◆ **What is required**: Check each line of the listing, and copy it if it contains the word "Address".

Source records
◇ ◇ ◇ ◇ ◇ ◇ ◇

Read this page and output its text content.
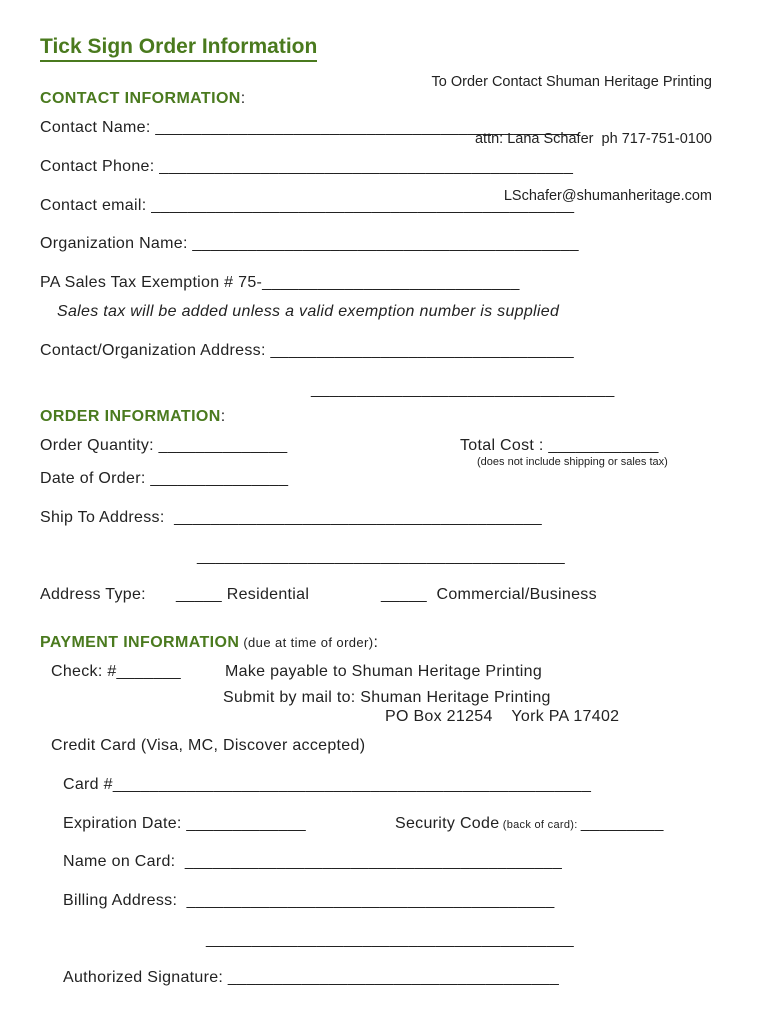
Tick Sign Order Information

To Order Contact Shuman Heritage Printing

attn: Lana Schafer  ph 717-751-0100

LSchafer@shumanheritage.com

CONTACT INFORMATION:
Contact Name: ______________________________________________
Contact Phone: _____________________________________________
Contact email: ______________________________________________
Organization Name: __________________________________________
PA Sales Tax Exemption # 75-____________________________
Sales tax will be added unless a valid exemption number is supplied
Contact/Organization Address: _________________________________
_________________________________
ORDER INFORMATION:
Order Quantity: ______________	Total Cost : ____________
(does not include shipping or sales tax)
Date of Order: _______________
Ship To Address:  ________________________________________
________________________________________
Address Type: _____ Residential	_____  Commercial/Business
PAYMENT INFORMATION (due at time of order):
Check: #_______	Make payable to Shuman Heritage Printing
Submit by mail to: Shuman Heritage Printing
PO Box 21254    York PA 17402
Credit Card (Visa, MC, Discover accepted)
Card #____________________________________________________
Expiration Date: _____________	Security Code (back of card): _________
Name on Card:  _________________________________________
Billing Address:  ________________________________________
________________________________________
Authorized Signature: ____________________________________
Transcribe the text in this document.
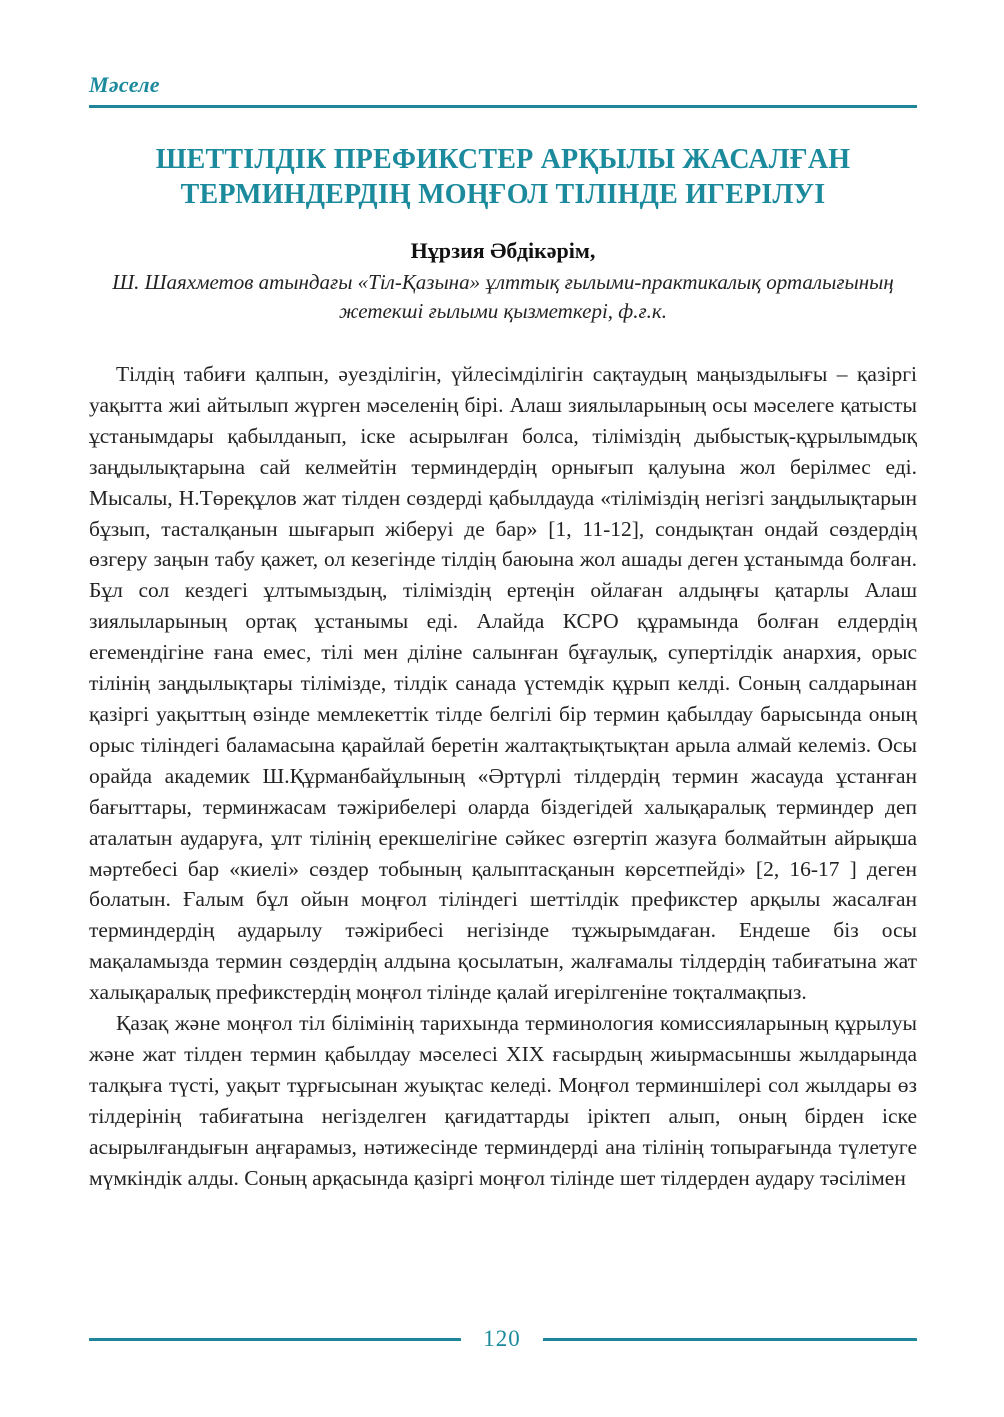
Мәселе
ШЕТТІЛДІК ПРЕФИКСТЕР АРҚЫЛЫ ЖАСАЛҒАН ТЕРМИНДЕРДІҢ МОҢҒОЛ ТІЛІНДЕ ИГЕРІЛУІ
Нұрзия Әбдікәрім,
Ш. Шаяхметов атындағы «Тіл-Қазына» ұлттық ғылыми-практикалық орталығының жетекші ғылыми қызметкері, ф.ғ.к.

Тілдің табиғи қалпын, әуезділігін, үйлесімділігін сақтаудың маңыздылығы – қазіргі уақытта жиі айтылып жүрген мәселенің бірі. Алаш зиялыларының осы мәселеге қатысты ұстанымдары қабылданып, іске асырылған болса, тіліміздің дыбыстық-құрылымдық заңдылықтарына сай келмейтін терминдердің орнығып қалуына жол берілмес еді. Мысалы, Н.Төреқұлов жат тілден сөздерді қабылдауда «тіліміздің негізгі заңдылықтарын бұзып, тасталқанын шығарып жіберуі де бар» [1, 11-12], сондықтан ондай сөздердің өзгеру заңын табу қажет, ол кезегінде тілдің баюына жол ашады деген ұстанымда болған. Бұл сол кездегі ұлтымыздың, тіліміздің ертеңін ойлаған алдыңғы қатарлы Алаш зиялыларының ортақ ұстанымы еді. Алайда КСРО құрамында болған елдердің егемендігіне ғана емес, тілі мен діліне салынған бұғаулық, супертілдік анархия, орыс тілінің заңдылықтары тілімізде, тілдік санада үстемдік құрып келді. Соның салдарынан қазіргі уақыттың өзінде мемлекеттік тілде белгілі бір термин қабылдау барысында оның орыс тіліндегі баламасына қарайлай беретін жалтақтықтықтан арыла алмай келеміз. Осы орайда академик Ш.Құрманбайұлының «Әртүрлі тілдердің термин жасауда ұстанған бағыттары, терминжасам тәжірибелері оларда біздегідей халықаралық терминдер деп аталатын аударуға, ұлт тілінің ерекшелігіне сәйкес өзгертіп жазуға болмайтын айрықша мәртебесі бар «киелі» сөздер тобының қалыптасқанын көрсетпейді» [2, 16-17 ] деген болатын. Ғалым бұл ойын моңғол тіліндегі шеттілдік префикстер арқылы жасалған терминдердің аударылу тәжірибесі негізінде тұжырымдаған. Ендеше біз осы мақаламызда термин сөздердің алдына қосылатын, жалғамалы тілдердің табиғатына жат халықаралық префикстердің моңғол тілінде қалай игерілгеніне тоқталмақпыз.

Қазақ және моңғол тіл білімінің тарихында терминология комиссияларының құрылуы және жат тілден термин қабылдау мәселесі ХІХ ғасырдың жиырмасыншы жылдарында талқыға түсті, уақыт тұрғысынан жуықтас келеді. Моңғол терминшілері сол жылдары өз тілдерінің табиғатына негізделген қағидаттарды іріктеп алып, оның бірден іске асырылғандығын аңғарамыз, нәтижесінде терминдерді ана тілінің топырағында түлетуге мүмкіндік алды. Соның арқасында қазіргі моңғол тілінде шет тілдерден аудару тәсілімен

120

◇ ◇ ◇ ◇ ◇ ◇ ◇

◆ **Result of the task**:
Contact/Organization Address: _________________________________
Ship To Address:  ________________________________________
Address Type: _____ Residential	_____  Commercial/Business
Billing Address:  ________________________________________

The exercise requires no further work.